- _Given records_
## Begin
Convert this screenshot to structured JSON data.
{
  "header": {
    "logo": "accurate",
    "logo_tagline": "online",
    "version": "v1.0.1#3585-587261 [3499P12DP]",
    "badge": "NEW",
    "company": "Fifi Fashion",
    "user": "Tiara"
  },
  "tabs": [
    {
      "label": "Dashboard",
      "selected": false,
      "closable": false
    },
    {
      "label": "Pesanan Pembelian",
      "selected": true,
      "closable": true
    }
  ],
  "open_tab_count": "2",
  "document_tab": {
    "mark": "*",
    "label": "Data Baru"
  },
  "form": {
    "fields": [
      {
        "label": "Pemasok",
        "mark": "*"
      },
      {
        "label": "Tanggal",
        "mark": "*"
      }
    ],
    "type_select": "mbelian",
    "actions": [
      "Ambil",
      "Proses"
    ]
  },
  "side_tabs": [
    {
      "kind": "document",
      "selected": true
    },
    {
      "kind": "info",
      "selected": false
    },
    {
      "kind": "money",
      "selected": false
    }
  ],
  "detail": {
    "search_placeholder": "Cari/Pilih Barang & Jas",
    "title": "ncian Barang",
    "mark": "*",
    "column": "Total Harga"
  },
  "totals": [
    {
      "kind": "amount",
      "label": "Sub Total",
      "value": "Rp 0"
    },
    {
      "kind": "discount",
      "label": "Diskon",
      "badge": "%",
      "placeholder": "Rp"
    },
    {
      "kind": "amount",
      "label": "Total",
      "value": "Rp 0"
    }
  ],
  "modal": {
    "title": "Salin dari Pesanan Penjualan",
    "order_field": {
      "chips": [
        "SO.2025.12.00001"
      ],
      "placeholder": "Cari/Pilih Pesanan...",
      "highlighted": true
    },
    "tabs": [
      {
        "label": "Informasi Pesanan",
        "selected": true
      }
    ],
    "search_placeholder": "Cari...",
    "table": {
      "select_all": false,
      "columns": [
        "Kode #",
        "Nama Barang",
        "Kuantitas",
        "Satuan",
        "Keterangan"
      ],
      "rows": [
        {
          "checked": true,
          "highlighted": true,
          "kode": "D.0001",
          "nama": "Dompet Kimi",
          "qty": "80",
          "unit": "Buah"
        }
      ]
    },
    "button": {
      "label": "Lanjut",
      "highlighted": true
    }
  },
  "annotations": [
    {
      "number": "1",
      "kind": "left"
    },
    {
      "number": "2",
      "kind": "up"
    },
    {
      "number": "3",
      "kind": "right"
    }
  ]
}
## End
- _Direction_
Each entry is to be returned in full, character for character.

- _Task response_
Convert this screenshot to structured JSON data.
{
  "header": {
    "logo": "accurate",
    "logo_tagline": "online",
    "version": "v1.0.1#3585-587261 [3499P12DP]",
    "badge": "NEW",
    "company": "Fifi Fashion",
    "user": "Tiara"
  },
  "tabs": [
    {
      "label": "Dashboard",
      "selected": false,
      "closable": false
    },
    {
      "label": "Pesanan Pembelian",
      "selected": true,
      "closable": true
    }
  ],
  "open_tab_count": "2",
  "document_tab": {
    "mark": "*",
    "label": "Data Baru"
  },
  "form": {
    "fields": [
      {
        "label": "Pemasok",
        "mark": "*"
      },
      {
        "label": "Tanggal",
        "mark": "*"
      }
    ],
    "type_select": "mbelian",
    "actions": [
      "Ambil",
      "Proses"
    ]
  },
  "side_tabs": [
    {
      "kind": "document",
      "selected": true
    },
    {
      "kind": "info",
      "selected": false
    },
    {
      "kind": "money",
      "selected": false
    }
  ],
  "detail": {
    "search_placeholder": "Cari/Pilih Barang & Jas",
    "title": "ncian Barang",
    "mark": "*",
    "column": "Total Harga"
  },
  "totals": [
    {
      "kind": "amount",
      "label": "Sub Total",
      "value": "Rp 0"
    },
    {
      "kind": "discount",
      "label": "Diskon",
      "badge": "%",
      "placeholder": "Rp"
    },
    {
      "kind": "amount",
      "label": "Total",
      "value": "Rp 0"
    }
  ],
  "modal": {
    "title": "Salin dari Pesanan Penjualan",
    "order_field": {
      "chips": [
        "SO.2025.12.00001"
      ],
      "placeholder": "Cari/Pilih Pesanan...",
      "highlighted": true
    },
    "tabs": [
      {
        "label": "Informasi Pesanan",
        "selected": true
      }
    ],
    "search_placeholder": "Cari...",
    "table": {
      "select_all": false,
      "columns": [
        "Kode #",
        "Nama Barang",
        "Kuantitas",
        "Satuan",
        "Keterangan"
      ],
      "rows": [
        {
          "checked": true,
          "highlighted": true,
          "kode": "D.0001",
          "nama": "Dompet Kimi",
          "qty": "80",
          "unit": "Buah"
        }
      ]
    },
    "button": {
      "label": "Lanjut",
      "highlighted": true
    }
  },
  "annotations": [
    {
      "number": "1",
      "kind": "left"
    },
    {
      "number": "2",
      "kind": "up"
    },
    {
      "number": "3",
      "kind": "right"
    }
  ]
}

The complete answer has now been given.